[Stored records]
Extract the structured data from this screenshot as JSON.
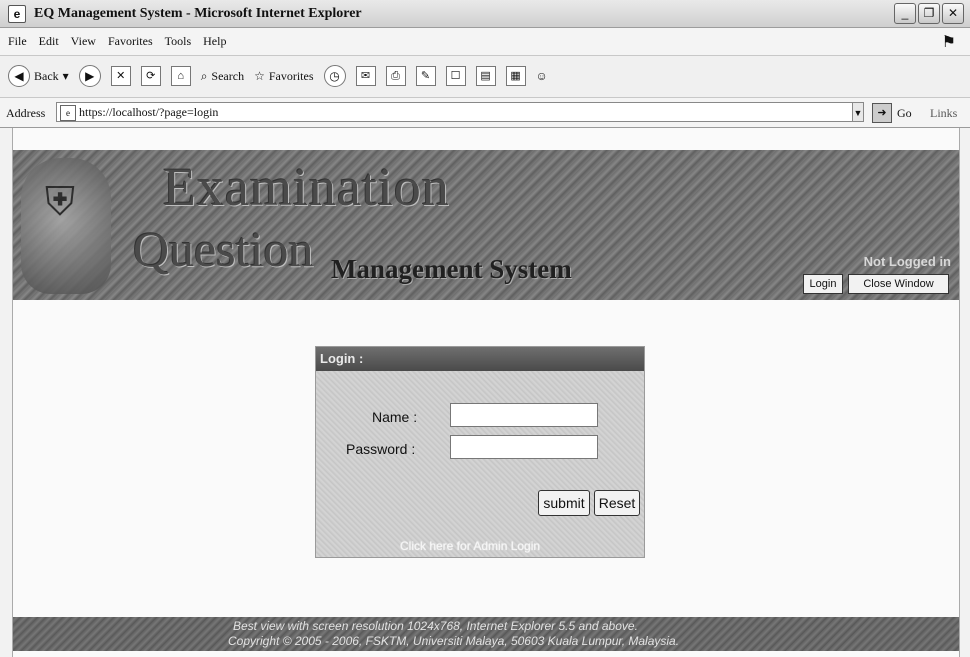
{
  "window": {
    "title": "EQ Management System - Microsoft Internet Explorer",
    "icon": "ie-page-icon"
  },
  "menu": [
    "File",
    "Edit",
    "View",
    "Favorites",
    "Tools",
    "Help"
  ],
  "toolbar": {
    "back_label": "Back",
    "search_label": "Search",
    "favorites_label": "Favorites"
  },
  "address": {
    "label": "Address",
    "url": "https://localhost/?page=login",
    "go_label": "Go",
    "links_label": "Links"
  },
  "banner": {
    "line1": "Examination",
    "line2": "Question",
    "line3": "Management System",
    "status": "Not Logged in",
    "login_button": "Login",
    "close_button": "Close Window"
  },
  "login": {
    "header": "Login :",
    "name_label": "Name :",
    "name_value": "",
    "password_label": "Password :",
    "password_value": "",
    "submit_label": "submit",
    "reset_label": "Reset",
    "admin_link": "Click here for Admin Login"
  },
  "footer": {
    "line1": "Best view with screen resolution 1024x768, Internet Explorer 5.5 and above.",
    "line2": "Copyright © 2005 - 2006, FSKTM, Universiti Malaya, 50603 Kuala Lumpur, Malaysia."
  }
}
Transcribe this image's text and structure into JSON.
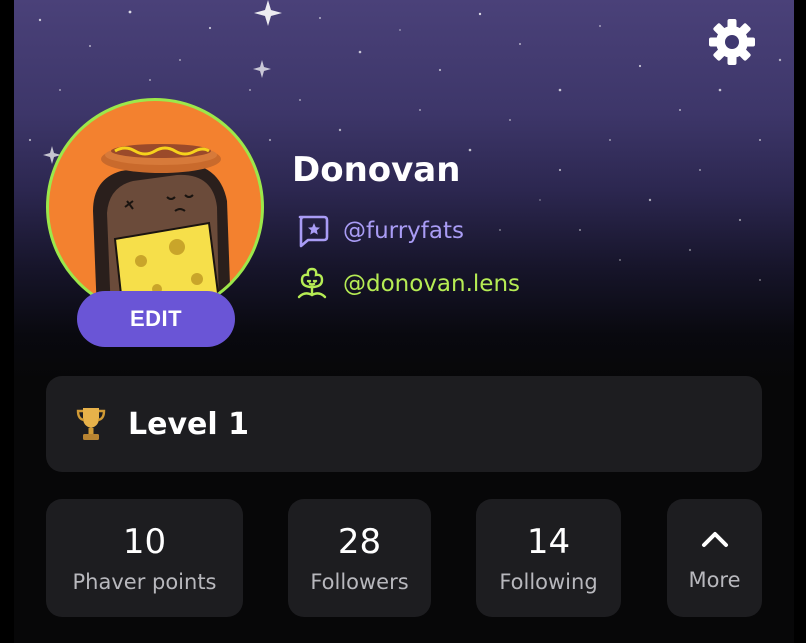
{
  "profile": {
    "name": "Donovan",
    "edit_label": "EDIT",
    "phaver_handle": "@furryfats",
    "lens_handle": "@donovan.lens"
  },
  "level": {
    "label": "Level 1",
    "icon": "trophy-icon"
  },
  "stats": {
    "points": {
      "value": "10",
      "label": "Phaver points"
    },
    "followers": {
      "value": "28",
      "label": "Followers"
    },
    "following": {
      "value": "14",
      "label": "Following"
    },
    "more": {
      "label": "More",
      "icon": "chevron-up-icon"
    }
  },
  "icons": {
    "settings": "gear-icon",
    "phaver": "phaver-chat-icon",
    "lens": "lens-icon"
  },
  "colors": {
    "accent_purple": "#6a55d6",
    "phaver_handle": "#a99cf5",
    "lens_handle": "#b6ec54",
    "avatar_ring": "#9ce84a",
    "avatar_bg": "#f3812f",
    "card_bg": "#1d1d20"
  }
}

What is required: In your copy, leave out the pictures and reproduce the material above exactly.

Written answer:
Extract the structured data from this screenshot as JSON.
{
  "window": {
    "title": "EQ Management System - Microsoft Internet Explorer",
    "icon": "ie-page-icon"
  },
  "menu": [
    "File",
    "Edit",
    "View",
    "Favorites",
    "Tools",
    "Help"
  ],
  "toolbar": {
    "back_label": "Back",
    "search_label": "Search",
    "favorites_label": "Favorites"
  },
  "address": {
    "label": "Address",
    "url": "https://localhost/?page=login",
    "go_label": "Go",
    "links_label": "Links"
  },
  "banner": {
    "line1": "Examination",
    "line2": "Question",
    "line3": "Management System",
    "status": "Not Logged in",
    "login_button": "Login",
    "close_button": "Close Window"
  },
  "login": {
    "header": "Login :",
    "name_label": "Name :",
    "name_value": "",
    "password_label": "Password :",
    "password_value": "",
    "submit_label": "submit",
    "reset_label": "Reset",
    "admin_link": "Click here for Admin Login"
  },
  "footer": {
    "line1": "Best view with screen resolution 1024x768, Internet Explorer 5.5 and above.",
    "line2": "Copyright © 2005 - 2006, FSKTM, Universiti Malaya, 50603 Kuala Lumpur, Malaysia."
  }
}
Transcribe this image's text and structure into JSON.
{
  "profile": {
    "name": "Donovan",
    "edit_label": "EDIT",
    "phaver_handle": "@furryfats",
    "lens_handle": "@donovan.lens"
  },
  "level": {
    "label": "Level 1",
    "icon": "trophy-icon"
  },
  "stats": {
    "points": {
      "value": "10",
      "label": "Phaver points"
    },
    "followers": {
      "value": "28",
      "label": "Followers"
    },
    "following": {
      "value": "14",
      "label": "Following"
    },
    "more": {
      "label": "More",
      "icon": "chevron-up-icon"
    }
  },
  "icons": {
    "settings": "gear-icon",
    "phaver": "phaver-chat-icon",
    "lens": "lens-icon"
  },
  "colors": {
    "accent_purple": "#6a55d6",
    "phaver_handle": "#a99cf5",
    "lens_handle": "#b6ec54",
    "avatar_ring": "#9ce84a",
    "avatar_bg": "#f3812f",
    "card_bg": "#1d1d20"
  }
}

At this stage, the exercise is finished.